**AIM**
Go through the entries one line at a time, and gather every line that has the word "PREHRAMBENI".
+ + + +
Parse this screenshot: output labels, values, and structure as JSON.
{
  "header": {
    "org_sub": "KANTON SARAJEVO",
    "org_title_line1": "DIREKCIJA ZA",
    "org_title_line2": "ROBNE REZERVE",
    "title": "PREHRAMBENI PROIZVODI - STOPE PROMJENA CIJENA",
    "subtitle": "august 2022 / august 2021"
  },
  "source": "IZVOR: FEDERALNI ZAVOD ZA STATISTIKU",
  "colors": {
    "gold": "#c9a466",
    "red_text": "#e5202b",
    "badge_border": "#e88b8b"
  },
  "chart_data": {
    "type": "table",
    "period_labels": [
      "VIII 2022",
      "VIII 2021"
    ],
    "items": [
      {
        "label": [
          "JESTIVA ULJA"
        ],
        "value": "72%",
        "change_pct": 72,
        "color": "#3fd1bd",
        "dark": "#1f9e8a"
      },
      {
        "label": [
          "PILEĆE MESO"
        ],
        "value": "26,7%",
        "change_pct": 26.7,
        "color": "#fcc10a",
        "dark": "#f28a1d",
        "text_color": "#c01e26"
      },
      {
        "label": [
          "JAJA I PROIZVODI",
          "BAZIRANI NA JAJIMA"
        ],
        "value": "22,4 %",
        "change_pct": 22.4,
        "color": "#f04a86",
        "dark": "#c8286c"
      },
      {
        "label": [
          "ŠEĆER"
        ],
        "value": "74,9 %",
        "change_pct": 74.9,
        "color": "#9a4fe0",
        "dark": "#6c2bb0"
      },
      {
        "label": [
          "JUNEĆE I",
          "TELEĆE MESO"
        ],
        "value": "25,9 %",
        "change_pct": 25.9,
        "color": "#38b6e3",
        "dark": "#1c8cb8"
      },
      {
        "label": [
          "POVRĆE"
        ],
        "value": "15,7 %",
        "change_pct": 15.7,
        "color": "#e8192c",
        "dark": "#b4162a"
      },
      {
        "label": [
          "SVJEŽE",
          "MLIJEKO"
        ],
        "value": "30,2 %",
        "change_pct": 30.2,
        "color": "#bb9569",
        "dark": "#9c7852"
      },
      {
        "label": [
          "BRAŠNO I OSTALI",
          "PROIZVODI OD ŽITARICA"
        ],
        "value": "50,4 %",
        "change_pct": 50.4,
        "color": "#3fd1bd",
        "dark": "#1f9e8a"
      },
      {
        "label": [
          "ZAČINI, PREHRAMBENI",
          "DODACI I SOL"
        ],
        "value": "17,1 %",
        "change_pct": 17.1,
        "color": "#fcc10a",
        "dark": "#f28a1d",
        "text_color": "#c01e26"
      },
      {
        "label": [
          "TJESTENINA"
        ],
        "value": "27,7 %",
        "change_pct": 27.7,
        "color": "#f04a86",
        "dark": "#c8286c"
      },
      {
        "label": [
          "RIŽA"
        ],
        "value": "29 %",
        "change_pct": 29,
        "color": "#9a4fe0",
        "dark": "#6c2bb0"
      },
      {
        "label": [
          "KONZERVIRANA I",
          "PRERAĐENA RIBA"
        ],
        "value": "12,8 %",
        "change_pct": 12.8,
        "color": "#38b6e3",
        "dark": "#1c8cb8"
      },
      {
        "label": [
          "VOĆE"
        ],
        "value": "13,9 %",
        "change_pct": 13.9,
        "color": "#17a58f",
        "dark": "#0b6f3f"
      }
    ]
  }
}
+ + + +
**SOLUTION TO THIS TASK**
    "title": "PREHRAMBENI PROIZVODI - STOPE PROMJENA CIJENA",
          "ZAČINI, PREHRAMBENI",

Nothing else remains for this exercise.